_Aim 1_
Return the passage of the jQuery child selector question from "I use this pattern" up to and including "seem amazingly ugly.".
_Aim 2_
Resume the jQuery child selector question from the point where it stops.
* BEGIN Document segment *
What is the new proper way to use a child selector

2019-01-15 07:23发布

问题:

In the jQuery documentation for the child selector I saw this note:

Note: The $("> elem", context) selector will be deprecated in a future release. Its usage is thus discouraged in lieu of using alternative selectors.

I use this pattern all the time, usually like this:

$nodes.find('> children[something=morecomplicated] > somethingelse');

However, I don't understand what the "alternative selectors" they refer to could be. What is the right way to write a selector which traverses the immediate children of a context node? As a bonus, can anyone explain why this is depreciated? All the alternatives everyone is giving seem amazingly ugly.

Here are some things that don't work:

// does not guarantee that '.child' is an immediate child
$nodes.find('.child > .grandchild');

// this will return empty array in recent jQuery
// and will return full list of children in older jQuery
$nodes.children('.child > .grandchild');

// Anything like this which forces you to split up the selector.
* END Document segment *
* BEGIN Data supplied *
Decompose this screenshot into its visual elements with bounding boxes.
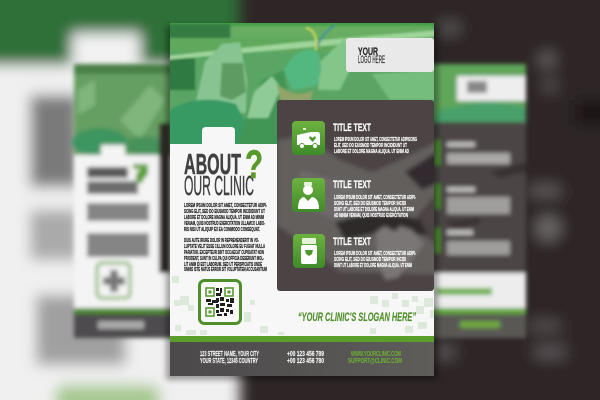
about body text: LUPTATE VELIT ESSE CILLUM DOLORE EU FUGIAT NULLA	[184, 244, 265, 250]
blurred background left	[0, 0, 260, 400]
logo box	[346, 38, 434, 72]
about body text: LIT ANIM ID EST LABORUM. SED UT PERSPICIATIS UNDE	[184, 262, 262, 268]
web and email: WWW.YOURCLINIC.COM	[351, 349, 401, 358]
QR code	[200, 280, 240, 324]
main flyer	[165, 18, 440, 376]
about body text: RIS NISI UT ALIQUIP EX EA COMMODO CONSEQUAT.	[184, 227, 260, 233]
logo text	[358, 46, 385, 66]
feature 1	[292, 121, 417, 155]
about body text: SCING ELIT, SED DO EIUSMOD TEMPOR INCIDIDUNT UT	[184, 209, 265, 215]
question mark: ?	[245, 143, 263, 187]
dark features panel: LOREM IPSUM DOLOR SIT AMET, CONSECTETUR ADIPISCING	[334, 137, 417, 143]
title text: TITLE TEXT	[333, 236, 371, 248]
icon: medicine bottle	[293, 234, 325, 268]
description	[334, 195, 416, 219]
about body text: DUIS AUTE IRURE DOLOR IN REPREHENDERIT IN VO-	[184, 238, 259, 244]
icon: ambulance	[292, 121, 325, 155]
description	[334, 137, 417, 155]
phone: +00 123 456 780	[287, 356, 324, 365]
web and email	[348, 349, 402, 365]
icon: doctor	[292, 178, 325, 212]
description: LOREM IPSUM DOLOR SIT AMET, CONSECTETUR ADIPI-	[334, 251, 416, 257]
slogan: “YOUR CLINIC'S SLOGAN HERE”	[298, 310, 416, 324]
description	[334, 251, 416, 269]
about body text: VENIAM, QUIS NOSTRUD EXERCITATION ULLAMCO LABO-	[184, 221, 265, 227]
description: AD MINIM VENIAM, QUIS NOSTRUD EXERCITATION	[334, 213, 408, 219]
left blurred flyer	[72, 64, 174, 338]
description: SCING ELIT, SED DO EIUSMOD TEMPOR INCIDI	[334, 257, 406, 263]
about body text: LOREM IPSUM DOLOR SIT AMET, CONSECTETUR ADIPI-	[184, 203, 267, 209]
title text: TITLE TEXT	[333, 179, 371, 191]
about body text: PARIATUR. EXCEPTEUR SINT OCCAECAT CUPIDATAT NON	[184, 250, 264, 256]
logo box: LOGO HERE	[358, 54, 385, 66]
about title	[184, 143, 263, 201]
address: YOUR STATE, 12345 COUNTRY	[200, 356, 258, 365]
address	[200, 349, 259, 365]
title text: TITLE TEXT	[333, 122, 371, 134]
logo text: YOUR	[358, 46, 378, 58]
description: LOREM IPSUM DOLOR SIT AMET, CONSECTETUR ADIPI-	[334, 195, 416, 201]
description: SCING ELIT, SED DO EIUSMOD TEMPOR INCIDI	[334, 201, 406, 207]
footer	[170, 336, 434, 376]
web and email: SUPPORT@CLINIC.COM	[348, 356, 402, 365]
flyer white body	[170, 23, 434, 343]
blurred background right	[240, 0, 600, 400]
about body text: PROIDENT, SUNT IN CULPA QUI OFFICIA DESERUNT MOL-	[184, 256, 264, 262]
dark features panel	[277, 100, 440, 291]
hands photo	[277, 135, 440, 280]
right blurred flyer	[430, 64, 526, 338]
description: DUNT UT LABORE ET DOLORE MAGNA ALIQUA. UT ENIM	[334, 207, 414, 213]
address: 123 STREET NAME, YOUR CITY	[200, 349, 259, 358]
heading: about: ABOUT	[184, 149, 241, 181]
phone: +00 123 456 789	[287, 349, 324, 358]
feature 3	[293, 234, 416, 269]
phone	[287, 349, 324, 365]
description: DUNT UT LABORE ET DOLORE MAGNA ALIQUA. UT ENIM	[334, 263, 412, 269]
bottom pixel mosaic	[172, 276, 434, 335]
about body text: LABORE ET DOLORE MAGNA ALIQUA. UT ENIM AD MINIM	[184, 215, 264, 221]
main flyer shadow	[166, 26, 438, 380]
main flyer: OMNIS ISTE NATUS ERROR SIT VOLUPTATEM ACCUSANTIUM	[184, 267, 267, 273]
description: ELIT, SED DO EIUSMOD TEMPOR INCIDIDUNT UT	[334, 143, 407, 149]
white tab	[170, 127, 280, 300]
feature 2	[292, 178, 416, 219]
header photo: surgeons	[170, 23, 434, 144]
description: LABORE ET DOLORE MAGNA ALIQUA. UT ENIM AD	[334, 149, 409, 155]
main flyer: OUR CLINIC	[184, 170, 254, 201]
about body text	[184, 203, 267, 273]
* END Data supplied *
_Reply 1_
I use this pattern all the time, usually like this:

$nodes.find('> children[something=morecomplicated] > somethingelse');

However, I don't understand what the "alternative selectors" they refer to could be. What is the right way to write a selector which traverses the immediate children of a context node? As a bonus, can anyone explain why this is depreciated? All the alternatives everyone is giving seem amazingly ugly.

_Reply 2_
// This is ugly and inconsistent with usual selector ease-of-use,
// and is a non-trivial conversion for long or complex selectors.
$nodes.children('.child').children('.grandchild');
// After all, no one would ever recommend
$nodes.find('.this').children('.that');
// instead of
$nodes.find('.this > .that');

回答1:

The reason they are saying:

Note: The $("> elem", context) selector will be deprecated in a future release. Its usage is thus discouraged in lieu of using alternative selectors.

Is due to the comma followed by the context in the selector. E.g. $("> elem") is fine however, $("> elem", context) will be deprecated.

$("> elem", context) is the same as $(context + "> elem").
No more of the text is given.